- Task to carry out -
Return all of the lines below exactly as they are.

- Information given -
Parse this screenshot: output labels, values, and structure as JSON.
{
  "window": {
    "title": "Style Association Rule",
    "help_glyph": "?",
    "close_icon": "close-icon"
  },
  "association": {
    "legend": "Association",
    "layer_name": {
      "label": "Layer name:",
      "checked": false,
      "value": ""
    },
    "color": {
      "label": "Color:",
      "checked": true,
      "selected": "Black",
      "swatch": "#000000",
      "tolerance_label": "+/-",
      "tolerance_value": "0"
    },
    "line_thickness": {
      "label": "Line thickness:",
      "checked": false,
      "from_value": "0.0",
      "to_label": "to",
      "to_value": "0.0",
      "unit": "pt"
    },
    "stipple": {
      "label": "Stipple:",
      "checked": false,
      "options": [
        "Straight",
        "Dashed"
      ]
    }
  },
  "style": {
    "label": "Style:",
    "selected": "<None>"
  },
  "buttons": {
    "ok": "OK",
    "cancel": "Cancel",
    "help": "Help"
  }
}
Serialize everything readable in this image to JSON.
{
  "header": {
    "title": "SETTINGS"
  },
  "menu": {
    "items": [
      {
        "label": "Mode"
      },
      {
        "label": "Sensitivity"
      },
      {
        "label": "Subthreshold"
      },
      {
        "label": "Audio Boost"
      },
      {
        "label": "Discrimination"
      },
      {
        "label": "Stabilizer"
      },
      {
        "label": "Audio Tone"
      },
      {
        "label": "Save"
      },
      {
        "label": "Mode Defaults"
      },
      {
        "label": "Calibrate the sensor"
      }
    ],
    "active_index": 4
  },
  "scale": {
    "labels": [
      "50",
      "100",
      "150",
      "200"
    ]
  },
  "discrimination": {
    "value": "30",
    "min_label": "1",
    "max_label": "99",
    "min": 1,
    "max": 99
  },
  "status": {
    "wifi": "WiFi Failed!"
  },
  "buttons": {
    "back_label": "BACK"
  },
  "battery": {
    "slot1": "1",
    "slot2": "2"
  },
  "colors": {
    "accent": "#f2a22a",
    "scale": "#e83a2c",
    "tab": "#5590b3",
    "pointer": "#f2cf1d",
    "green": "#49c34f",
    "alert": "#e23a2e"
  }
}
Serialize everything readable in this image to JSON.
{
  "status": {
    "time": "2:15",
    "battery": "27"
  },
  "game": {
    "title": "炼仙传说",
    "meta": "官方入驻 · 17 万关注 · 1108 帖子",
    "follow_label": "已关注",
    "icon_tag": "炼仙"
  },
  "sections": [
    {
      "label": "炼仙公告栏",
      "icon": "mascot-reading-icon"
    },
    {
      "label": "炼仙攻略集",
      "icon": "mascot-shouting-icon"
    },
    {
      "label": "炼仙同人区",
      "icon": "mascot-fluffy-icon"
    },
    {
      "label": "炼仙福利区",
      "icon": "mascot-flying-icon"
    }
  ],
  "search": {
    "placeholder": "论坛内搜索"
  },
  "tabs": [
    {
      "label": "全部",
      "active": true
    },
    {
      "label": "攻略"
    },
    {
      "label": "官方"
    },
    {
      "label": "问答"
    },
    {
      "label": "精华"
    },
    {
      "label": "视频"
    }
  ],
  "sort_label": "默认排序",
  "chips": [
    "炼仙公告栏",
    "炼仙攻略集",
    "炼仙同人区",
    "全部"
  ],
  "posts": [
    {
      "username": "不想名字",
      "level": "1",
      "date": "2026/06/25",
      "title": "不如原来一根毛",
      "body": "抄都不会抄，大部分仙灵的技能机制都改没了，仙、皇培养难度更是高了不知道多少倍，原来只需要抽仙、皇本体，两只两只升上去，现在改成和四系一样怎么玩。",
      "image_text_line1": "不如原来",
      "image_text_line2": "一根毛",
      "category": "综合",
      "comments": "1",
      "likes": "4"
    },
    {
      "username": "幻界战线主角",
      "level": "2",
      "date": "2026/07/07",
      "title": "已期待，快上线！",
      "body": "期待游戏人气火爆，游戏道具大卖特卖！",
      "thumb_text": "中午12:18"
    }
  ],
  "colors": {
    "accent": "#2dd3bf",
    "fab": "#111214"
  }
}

- Task answer -
Parse this screenshot: output labels, values, and structure as JSON.
{
  "window": {
    "title": "Style Association Rule",
    "help_glyph": "?",
    "close_icon": "close-icon"
  },
  "association": {
    "legend": "Association",
    "layer_name": {
      "label": "Layer name:",
      "checked": false,
      "value": ""
    },
    "color": {
      "label": "Color:",
      "checked": true,
      "selected": "Black",
      "swatch": "#000000",
      "tolerance_label": "+/-",
      "tolerance_value": "0"
    },
    "line_thickness": {
      "label": "Line thickness:",
      "checked": false,
      "from_value": "0.0",
      "to_label": "to",
      "to_value": "0.0",
      "unit": "pt"
    },
    "stipple": {
      "label": "Stipple:",
      "checked": false,
      "options": [
        "Straight",
        "Dashed"
      ]
    }
  },
  "style": {
    "label": "Style:",
    "selected": "<None>"
  },
  "buttons": {
    "ok": "OK",
    "cancel": "Cancel",
    "help": "Help"
  }
}
Serialize everything readable in this image to JSON.
{
  "header": {
    "title": "SETTINGS"
  },
  "menu": {
    "items": [
      {
        "label": "Mode"
      },
      {
        "label": "Sensitivity"
      },
      {
        "label": "Subthreshold"
      },
      {
        "label": "Audio Boost"
      },
      {
        "label": "Discrimination"
      },
      {
        "label": "Stabilizer"
      },
      {
        "label": "Audio Tone"
      },
      {
        "label": "Save"
      },
      {
        "label": "Mode Defaults"
      },
      {
        "label": "Calibrate the sensor"
      }
    ],
    "active_index": 4
  },
  "scale": {
    "labels": [
      "50",
      "100",
      "150",
      "200"
    ]
  },
  "discrimination": {
    "value": "30",
    "min_label": "1",
    "max_label": "99",
    "min": 1,
    "max": 99
  },
  "status": {
    "wifi": "WiFi Failed!"
  },
  "buttons": {
    "back_label": "BACK"
  },
  "battery": {
    "slot1": "1",
    "slot2": "2"
  },
  "colors": {
    "accent": "#f2a22a",
    "scale": "#e83a2c",
    "tab": "#5590b3",
    "pointer": "#f2cf1d",
    "green": "#49c34f",
    "alert": "#e23a2e"
  }
}
Serialize everything readable in this image to JSON.
{
  "status": {
    "time": "2:15",
    "battery": "27"
  },
  "game": {
    "title": "炼仙传说",
    "meta": "官方入驻 · 17 万关注 · 1108 帖子",
    "follow_label": "已关注",
    "icon_tag": "炼仙"
  },
  "sections": [
    {
      "label": "炼仙公告栏",
      "icon": "mascot-reading-icon"
    },
    {
      "label": "炼仙攻略集",
      "icon": "mascot-shouting-icon"
    },
    {
      "label": "炼仙同人区",
      "icon": "mascot-fluffy-icon"
    },
    {
      "label": "炼仙福利区",
      "icon": "mascot-flying-icon"
    }
  ],
  "search": {
    "placeholder": "论坛内搜索"
  },
  "tabs": [
    {
      "label": "全部",
      "active": true
    },
    {
      "label": "攻略"
    },
    {
      "label": "官方"
    },
    {
      "label": "问答"
    },
    {
      "label": "精华"
    },
    {
      "label": "视频"
    }
  ],
  "sort_label": "默认排序",
  "chips": [
    "炼仙公告栏",
    "炼仙攻略集",
    "炼仙同人区",
    "全部"
  ],
  "posts": [
    {
      "username": "不想名字",
      "level": "1",
      "date": "2026/06/25",
      "title": "不如原来一根毛",
      "body": "抄都不会抄，大部分仙灵的技能机制都改没了，仙、皇培养难度更是高了不知道多少倍，原来只需要抽仙、皇本体，两只两只升上去，现在改成和四系一样怎么玩。",
      "image_text_line1": "不如原来",
      "image_text_line2": "一根毛",
      "category": "综合",
      "comments": "1",
      "likes": "4"
    },
    {
      "username": "幻界战线主角",
      "level": "2",
      "date": "2026/07/07",
      "title": "已期待，快上线！",
      "body": "期待游戏人气火爆，游戏道具大卖特卖！",
      "thumb_text": "中午12:18"
    }
  ],
  "colors": {
    "accent": "#2dd3bf",
    "fab": "#111214"
  }
}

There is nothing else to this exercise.